• Given data
--- Begin ---

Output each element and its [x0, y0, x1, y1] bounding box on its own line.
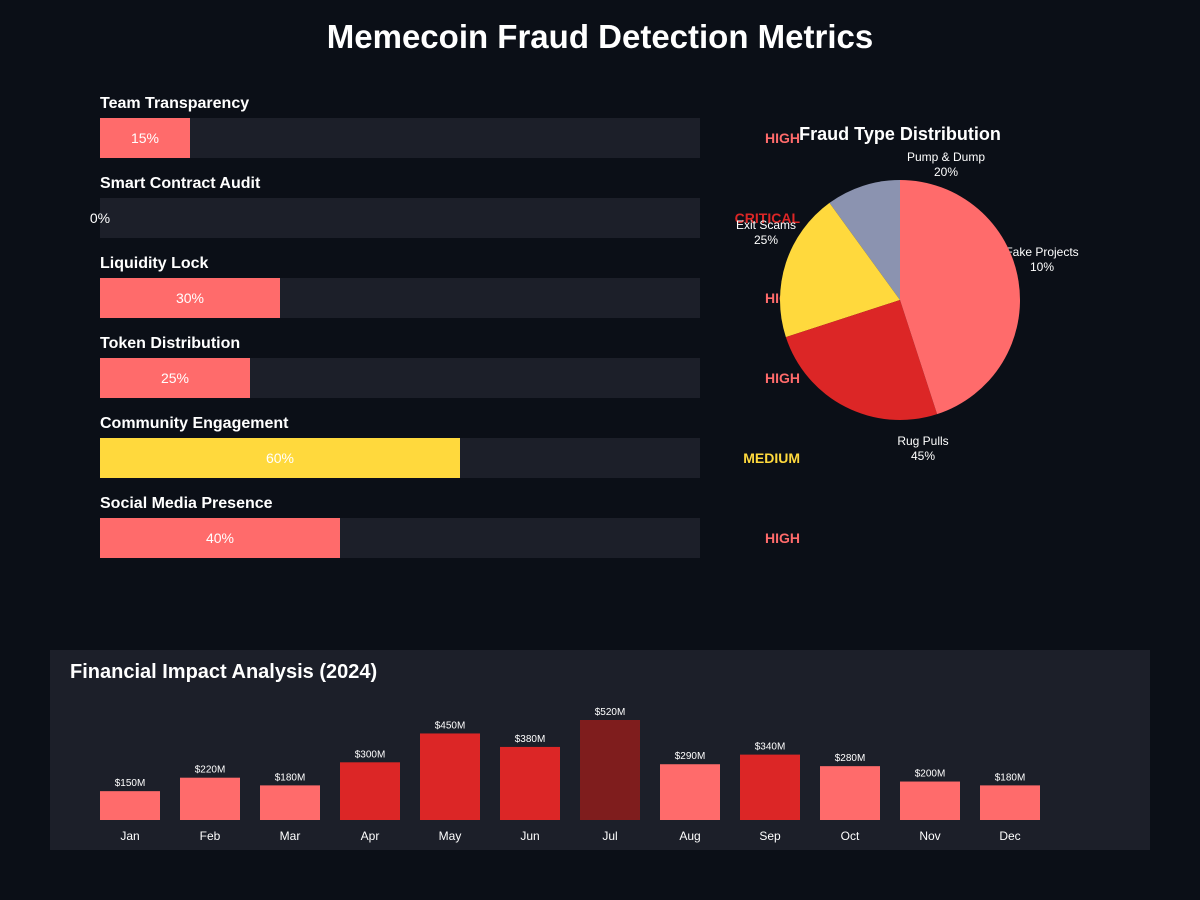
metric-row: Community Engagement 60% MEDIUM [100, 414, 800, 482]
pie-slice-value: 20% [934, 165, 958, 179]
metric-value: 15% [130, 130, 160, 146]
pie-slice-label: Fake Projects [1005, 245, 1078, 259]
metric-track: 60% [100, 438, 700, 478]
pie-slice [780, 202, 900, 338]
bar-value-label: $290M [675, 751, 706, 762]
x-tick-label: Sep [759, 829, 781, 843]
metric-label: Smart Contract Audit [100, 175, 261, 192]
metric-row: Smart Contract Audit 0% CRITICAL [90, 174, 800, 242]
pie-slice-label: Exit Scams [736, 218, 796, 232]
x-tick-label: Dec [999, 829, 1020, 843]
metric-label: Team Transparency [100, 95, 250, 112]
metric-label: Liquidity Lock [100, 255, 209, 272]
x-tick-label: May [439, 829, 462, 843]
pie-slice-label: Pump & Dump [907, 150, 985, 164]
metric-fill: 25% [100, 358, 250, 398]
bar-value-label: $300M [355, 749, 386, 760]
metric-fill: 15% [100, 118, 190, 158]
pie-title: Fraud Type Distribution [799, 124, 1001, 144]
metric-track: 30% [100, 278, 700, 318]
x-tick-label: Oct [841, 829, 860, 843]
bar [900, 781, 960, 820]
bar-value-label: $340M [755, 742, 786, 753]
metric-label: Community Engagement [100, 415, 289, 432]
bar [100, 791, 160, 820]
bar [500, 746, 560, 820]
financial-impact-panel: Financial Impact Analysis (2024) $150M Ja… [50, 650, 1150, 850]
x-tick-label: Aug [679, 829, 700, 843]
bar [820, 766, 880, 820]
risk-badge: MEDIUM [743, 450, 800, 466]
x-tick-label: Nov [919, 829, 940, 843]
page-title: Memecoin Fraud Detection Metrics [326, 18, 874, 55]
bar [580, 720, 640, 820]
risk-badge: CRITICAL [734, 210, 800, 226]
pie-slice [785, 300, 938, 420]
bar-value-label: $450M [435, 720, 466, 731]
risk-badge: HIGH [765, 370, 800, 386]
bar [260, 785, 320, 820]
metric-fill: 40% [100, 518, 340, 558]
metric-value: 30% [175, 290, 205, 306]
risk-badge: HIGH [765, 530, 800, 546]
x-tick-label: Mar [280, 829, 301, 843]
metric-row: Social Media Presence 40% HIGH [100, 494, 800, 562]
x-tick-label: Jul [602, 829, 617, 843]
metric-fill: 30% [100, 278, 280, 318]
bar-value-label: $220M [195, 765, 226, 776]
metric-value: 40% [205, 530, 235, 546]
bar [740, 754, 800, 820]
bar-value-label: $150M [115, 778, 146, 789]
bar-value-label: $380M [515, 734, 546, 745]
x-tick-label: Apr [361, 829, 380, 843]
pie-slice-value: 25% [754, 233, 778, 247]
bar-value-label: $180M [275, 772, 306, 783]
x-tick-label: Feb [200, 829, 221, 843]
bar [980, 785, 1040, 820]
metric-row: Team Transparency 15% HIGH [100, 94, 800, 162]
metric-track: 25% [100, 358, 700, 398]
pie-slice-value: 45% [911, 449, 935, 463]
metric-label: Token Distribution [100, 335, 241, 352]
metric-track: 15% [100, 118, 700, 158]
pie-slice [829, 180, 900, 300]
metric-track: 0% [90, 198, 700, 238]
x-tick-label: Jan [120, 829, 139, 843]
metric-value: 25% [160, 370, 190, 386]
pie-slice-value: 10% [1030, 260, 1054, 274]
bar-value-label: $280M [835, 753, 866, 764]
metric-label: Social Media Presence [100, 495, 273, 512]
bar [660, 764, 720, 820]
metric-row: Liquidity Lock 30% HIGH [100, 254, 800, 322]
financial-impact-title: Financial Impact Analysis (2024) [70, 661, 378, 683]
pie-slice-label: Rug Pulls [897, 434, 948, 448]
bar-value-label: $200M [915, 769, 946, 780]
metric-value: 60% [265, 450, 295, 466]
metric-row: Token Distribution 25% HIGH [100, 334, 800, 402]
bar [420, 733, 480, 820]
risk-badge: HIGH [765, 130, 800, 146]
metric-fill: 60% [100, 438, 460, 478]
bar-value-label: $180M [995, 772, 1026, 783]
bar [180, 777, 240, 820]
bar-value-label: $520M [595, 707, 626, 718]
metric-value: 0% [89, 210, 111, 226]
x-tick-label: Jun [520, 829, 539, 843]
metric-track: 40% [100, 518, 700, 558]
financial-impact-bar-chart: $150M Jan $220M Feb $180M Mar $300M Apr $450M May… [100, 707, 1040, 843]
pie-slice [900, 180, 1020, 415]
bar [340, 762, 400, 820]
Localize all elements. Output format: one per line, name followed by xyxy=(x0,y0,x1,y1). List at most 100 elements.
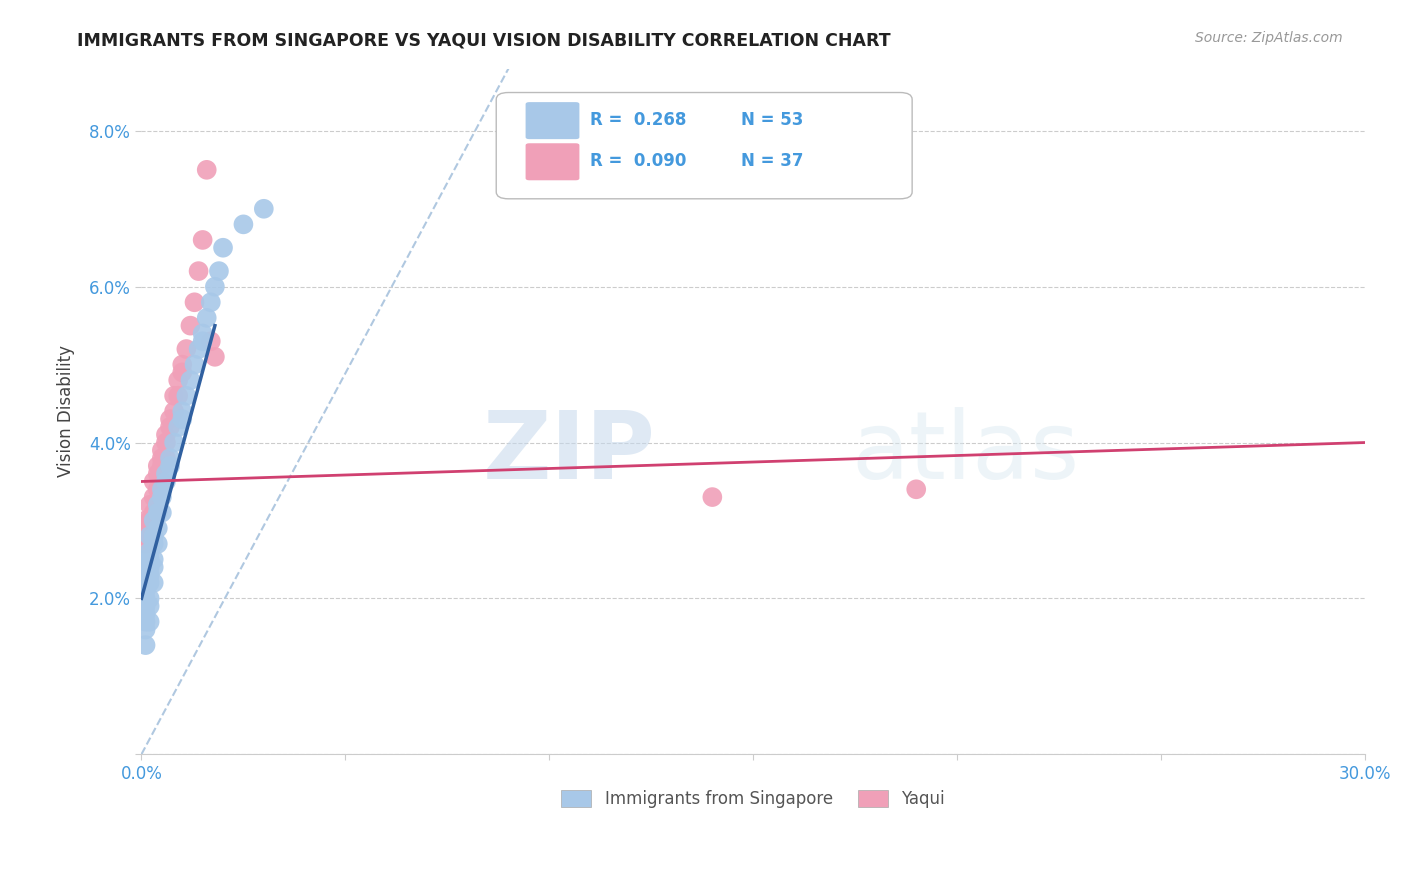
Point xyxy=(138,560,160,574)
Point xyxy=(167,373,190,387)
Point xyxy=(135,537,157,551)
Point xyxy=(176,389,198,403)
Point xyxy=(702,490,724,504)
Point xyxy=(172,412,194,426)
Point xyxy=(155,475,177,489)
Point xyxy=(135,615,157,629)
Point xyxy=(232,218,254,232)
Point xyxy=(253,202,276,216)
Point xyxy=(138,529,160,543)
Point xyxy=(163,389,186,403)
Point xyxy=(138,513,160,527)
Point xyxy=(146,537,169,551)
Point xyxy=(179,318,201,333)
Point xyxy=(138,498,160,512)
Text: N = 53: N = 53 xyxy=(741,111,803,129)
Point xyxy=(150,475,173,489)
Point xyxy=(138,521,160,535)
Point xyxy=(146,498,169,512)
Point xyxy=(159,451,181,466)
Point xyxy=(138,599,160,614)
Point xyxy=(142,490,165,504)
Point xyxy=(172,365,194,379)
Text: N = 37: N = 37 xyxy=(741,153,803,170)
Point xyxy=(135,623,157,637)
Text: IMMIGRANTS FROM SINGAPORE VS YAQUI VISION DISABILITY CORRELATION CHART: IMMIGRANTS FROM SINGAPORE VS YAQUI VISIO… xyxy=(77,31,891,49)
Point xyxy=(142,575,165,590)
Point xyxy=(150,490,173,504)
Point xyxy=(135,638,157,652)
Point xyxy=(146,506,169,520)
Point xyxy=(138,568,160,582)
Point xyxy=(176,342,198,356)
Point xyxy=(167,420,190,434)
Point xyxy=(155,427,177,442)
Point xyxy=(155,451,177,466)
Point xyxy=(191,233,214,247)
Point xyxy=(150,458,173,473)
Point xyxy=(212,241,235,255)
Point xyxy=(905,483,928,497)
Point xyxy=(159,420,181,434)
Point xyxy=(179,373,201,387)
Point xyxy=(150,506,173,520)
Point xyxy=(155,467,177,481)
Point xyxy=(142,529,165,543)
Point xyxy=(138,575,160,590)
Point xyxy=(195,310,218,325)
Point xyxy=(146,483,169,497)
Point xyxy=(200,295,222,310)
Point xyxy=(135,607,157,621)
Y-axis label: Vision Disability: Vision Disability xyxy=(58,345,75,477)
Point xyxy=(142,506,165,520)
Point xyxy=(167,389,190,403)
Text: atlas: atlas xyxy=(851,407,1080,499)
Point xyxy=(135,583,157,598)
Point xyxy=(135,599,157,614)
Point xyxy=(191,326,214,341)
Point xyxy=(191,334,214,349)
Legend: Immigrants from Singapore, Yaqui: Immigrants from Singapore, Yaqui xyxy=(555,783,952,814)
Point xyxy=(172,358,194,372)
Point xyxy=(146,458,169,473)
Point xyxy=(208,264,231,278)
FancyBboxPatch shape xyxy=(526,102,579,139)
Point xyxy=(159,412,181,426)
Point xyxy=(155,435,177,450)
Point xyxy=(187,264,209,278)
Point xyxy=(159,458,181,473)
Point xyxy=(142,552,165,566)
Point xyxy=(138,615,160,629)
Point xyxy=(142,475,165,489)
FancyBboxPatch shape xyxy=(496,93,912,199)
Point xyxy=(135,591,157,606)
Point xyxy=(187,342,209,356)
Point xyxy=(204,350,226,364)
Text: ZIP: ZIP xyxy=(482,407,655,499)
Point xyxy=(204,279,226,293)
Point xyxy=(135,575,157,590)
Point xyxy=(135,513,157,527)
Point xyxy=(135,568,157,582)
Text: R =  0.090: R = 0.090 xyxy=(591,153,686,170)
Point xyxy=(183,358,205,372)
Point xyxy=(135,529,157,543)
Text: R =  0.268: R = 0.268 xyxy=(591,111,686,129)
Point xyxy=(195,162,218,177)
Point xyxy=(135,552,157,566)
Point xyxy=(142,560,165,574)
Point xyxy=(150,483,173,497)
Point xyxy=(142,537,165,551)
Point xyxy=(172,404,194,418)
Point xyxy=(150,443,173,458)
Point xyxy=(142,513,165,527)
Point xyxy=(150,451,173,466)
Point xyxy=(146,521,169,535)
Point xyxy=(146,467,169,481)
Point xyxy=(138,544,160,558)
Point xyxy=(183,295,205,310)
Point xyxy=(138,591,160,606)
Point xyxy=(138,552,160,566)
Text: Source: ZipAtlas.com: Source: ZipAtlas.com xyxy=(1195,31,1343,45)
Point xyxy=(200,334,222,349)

--- End ---

• Work to complete
Copy the material verbatim, from the line with "metric-row: Community Engagement" up to and including the line with "pie-slice [780, 202, 900, 338]".

• In response
metric-row: Community Engagement 60% MEDIUM [100, 414, 800, 482]
pie-slice-value: 20% [934, 165, 958, 179]
metric-value: 15% [130, 130, 160, 146]
pie-slice-label: Fake Projects [1005, 245, 1078, 259]
metric-track: 60% [100, 438, 700, 478]
pie-slice [780, 202, 900, 338]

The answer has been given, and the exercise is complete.